— start STORED ROWS —
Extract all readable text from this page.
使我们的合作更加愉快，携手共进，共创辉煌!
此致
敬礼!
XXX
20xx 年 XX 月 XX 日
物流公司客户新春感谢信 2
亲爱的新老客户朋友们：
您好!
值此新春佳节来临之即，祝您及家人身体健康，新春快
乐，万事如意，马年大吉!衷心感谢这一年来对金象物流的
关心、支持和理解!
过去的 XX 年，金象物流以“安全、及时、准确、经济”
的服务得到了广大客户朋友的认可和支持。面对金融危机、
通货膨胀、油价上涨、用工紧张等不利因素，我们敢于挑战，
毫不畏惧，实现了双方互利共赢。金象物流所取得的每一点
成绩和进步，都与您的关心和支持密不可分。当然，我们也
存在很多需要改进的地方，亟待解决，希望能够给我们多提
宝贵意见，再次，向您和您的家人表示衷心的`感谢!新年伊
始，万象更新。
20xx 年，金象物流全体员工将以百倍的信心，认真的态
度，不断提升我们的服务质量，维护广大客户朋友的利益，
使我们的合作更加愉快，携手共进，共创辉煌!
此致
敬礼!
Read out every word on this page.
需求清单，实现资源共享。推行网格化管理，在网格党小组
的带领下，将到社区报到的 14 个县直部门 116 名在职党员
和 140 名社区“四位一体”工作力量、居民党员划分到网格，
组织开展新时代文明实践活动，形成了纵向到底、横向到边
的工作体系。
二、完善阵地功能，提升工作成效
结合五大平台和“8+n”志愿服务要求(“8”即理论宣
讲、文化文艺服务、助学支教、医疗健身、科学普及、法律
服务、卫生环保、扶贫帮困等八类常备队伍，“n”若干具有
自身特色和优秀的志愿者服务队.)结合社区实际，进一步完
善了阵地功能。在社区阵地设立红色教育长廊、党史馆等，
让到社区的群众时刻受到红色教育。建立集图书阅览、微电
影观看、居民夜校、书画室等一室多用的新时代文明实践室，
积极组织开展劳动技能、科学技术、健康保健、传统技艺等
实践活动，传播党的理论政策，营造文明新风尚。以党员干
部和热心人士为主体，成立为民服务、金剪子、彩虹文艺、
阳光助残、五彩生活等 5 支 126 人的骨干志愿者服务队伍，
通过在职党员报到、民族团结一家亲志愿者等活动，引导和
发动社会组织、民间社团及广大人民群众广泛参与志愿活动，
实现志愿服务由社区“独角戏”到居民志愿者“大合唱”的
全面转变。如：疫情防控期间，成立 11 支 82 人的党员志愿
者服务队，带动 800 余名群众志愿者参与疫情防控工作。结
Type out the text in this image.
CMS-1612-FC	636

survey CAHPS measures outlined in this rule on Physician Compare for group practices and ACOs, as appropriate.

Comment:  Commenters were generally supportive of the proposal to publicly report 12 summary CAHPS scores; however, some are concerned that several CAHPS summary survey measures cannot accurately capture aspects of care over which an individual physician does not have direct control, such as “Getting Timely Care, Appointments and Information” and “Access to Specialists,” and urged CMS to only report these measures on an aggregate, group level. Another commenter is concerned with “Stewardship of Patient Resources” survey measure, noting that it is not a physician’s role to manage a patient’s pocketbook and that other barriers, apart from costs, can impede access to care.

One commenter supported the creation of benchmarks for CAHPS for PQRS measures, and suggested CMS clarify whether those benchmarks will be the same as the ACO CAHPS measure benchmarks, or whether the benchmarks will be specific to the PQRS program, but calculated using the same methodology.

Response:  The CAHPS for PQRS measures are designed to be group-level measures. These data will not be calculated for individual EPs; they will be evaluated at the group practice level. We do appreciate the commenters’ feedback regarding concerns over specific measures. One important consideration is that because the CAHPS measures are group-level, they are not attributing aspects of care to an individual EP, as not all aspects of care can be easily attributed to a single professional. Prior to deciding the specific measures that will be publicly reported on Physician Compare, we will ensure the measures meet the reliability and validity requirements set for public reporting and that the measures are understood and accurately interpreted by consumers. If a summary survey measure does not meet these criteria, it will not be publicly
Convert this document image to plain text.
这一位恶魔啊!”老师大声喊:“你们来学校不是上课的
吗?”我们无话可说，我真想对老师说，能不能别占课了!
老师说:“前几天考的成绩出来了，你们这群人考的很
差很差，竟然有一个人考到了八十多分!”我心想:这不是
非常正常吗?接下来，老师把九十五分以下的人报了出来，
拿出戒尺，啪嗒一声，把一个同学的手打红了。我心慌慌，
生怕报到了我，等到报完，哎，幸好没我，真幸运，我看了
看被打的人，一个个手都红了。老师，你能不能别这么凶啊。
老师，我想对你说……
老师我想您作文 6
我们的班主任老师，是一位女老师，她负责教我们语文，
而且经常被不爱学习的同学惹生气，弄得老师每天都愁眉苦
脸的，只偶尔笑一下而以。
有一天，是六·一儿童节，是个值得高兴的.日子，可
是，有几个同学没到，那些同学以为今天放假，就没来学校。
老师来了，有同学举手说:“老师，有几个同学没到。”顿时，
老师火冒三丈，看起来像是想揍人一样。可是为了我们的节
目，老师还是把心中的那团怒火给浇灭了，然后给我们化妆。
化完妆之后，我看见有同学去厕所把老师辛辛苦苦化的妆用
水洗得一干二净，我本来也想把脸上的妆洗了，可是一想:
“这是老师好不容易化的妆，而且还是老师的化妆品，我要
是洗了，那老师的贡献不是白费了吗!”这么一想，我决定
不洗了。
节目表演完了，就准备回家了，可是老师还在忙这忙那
— end STORED ROWS —
# EXERCISE
Gather each line of the listing that holds the string "page".

# ANSWER TO THE PROBLEM
Extract all readable text from this page.
Read out every word on this page.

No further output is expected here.